* AANWIJZINGEN:
(1) Wat is volgens het documentfragment de publicatiedatum van de uitspraak?
(2) Som alle verschillende datums op die in het documentfragment worden genoemd.
(3) Typ het deel van het documentfragment over dat opent met de woorden "in de zaak naar" en sluit met "noemen: de Raad)".
━━━ DOCUMENTFRAGMENT
ECLI:NL:RBDHA:2016:8962

Rechtbank Den Haag

Datum uitspraak
20 mei 2016
Publicatiedatum
1 augustus 2016
Zaaknummer
499602
Instantie
Rechtbank Den Haag
Type
Uitspraak
Rechtsgebied
Civiel recht; Personen- en familierecht
Procedures
  • Beschikking
Vindplaatsen
  • Rechtspraak.nl
AI samenvatting door LexboostAutomatisch gegenereerd

Machtiging tot uithuisplaatsing van een minderjarige in het kader van ondertoezichtstelling

In deze zaak heeft de Rechtbank Den Haag op 20 mei 2016 een beschikking gegeven met betrekking tot de uithuisplaatsing van een vijfjarig jongetje, dat eerder door een Engelse rechter in het kader van het Haags Kinderbeschermingsverdrag zonder zijn moeder, maar met begeleiding van een jeugdbeschermer, naar Nederland is teruggeleid. De moeder verzocht achteraf om de verhuizing van het kind naar Engeland, terwijl de vader verzocht om het hoofdverblijf van het kind bij hem en eenhoofdig gezag. Bij terugkeer in Nederland werd het kind onder toezicht gesteld en in een pleeggezin geplaatst. De Raad voor de Kinderbescherming had een verzoek ingediend voor een machtiging tot uithuisplaatsing van het kind, dat eerder al onder toezicht was gesteld. De rechtbank heeft de situatie van het kind en de ouders beoordeeld, waarbij het contact tussen het kind en de ouders, de opvoedvaardigheden van de vader en de onduidelijke situatie van de moeder in Groot-Brittannië aan de orde kwamen. De rechtbank concludeerde dat een plaatsing bij een van de ouders op dat moment niet mogelijk was en dat de William Schrikker Stichting gemachtigd werd om het kind uit huis te plaatsen in een pleegzorgvoorziening. De rechtbank benadrukte dat de vader de mogelijkheid moet krijgen om zijn opvoedingsvaardigheden te tonen en dat de contacten met het kind uitgebreid moeten worden. De beschikking is uitvoerbaar bij voorraad verklaard, en er is een mogelijkheid voor hoger beroep binnen drie maanden na de uitspraak.

Uitspraak

Rechtbank DEN HAAG

Team Jeugd & Bopz
Zaaksgegevens: C/09/499602 / JE RK 15-2172
Datum uitspraak: 20 mei 2016

Beschikking van de meervoudige kamer

Machtiging tot uithuisplaatsing

in de zaak naar aanleiding van het op 16 november 2015 ingekomen verzoekschrift, als aanvulling op het oorspronkelijke verzoekschrift ingediend op 11 november 2015 van:
de Raad voor de Kinderbescherming, Regio Haaglanden (hierna te noemen: de Raad)
━━━━━━
━━━ VASTGELEGDE GEGEVENS
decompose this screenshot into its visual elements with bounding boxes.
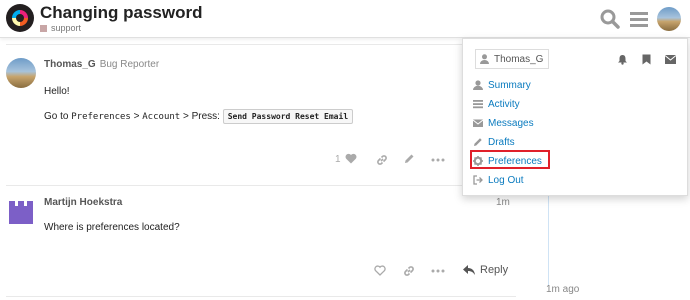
━━━━━━
* ANTWOORDEN PER OPDRACHT:
(1) 1 augustus 2016

(2) 20 mei 2016; 1 augustus 2016; 16 november 2015; 11 november 2015

(3)
in de zaak naar aanleiding van het op 16 november 2015 ingekomen verzoekschrift, als aanvulling op het oorspronkelijke verzoekschrift ingediend op 11 november 2015 van:
de Raad voor de Kinderbescherming, Regio Haaglanden (hierna te noemen: de Raad)